§ What you have to do:
Repeat every line of the data exactly, but not the pictures.

§ Supplied records:
····················

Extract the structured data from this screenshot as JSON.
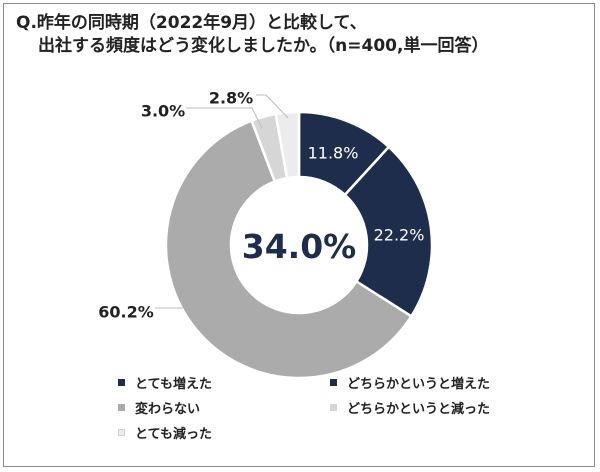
{
  "title": {
    "line1": "Q.昨年の同時期（2022年9月）と比較して、",
    "line2": "出社する頻度はどう変化しましたか。（n=400,単一回答）"
  },
  "chart_data": {
    "type": "pie",
    "variant": "donut",
    "center_label": "34.0%",
    "categories": [
      "とても増えた",
      "どちらかというと増えた",
      "変わらない",
      "どちらかというと減った",
      "とても減った"
    ],
    "values": [
      11.8,
      22.2,
      60.2,
      3.0,
      2.8
    ],
    "value_labels": [
      "11.8%",
      "22.2%",
      "60.2%",
      "3.0%",
      "2.8%"
    ],
    "colors": [
      "#1f2d4d",
      "#1f2d4d",
      "#ababab",
      "#d6d6d6",
      "#ececec"
    ],
    "legend_placement": "bottom",
    "start_angle": "12 o'clock",
    "direction": "clockwise"
  }
}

····················

§ Output for this exercise:
Extract the structured data from this screenshot as JSON.
{
  "title": {
    "line1": "Q.昨年の同時期（2022年9月）と比較して、",
    "line2": "出社する頻度はどう変化しましたか。（n=400,単一回答）"
  },
  "chart_data": {
    "type": "pie",
    "variant": "donut",
    "center_label": "34.0%",
    "categories": [
      "とても増えた",
      "どちらかというと増えた",
      "変わらない",
      "どちらかというと減った",
      "とても減った"
    ],
    "values": [
      11.8,
      22.2,
      60.2,
      3.0,
      2.8
    ],
    "value_labels": [
      "11.8%",
      "22.2%",
      "60.2%",
      "3.0%",
      "2.8%"
    ],
    "colors": [
      "#1f2d4d",
      "#1f2d4d",
      "#ababab",
      "#d6d6d6",
      "#ececec"
    ],
    "legend_placement": "bottom",
    "start_angle": "12 o'clock",
    "direction": "clockwise"
  }
}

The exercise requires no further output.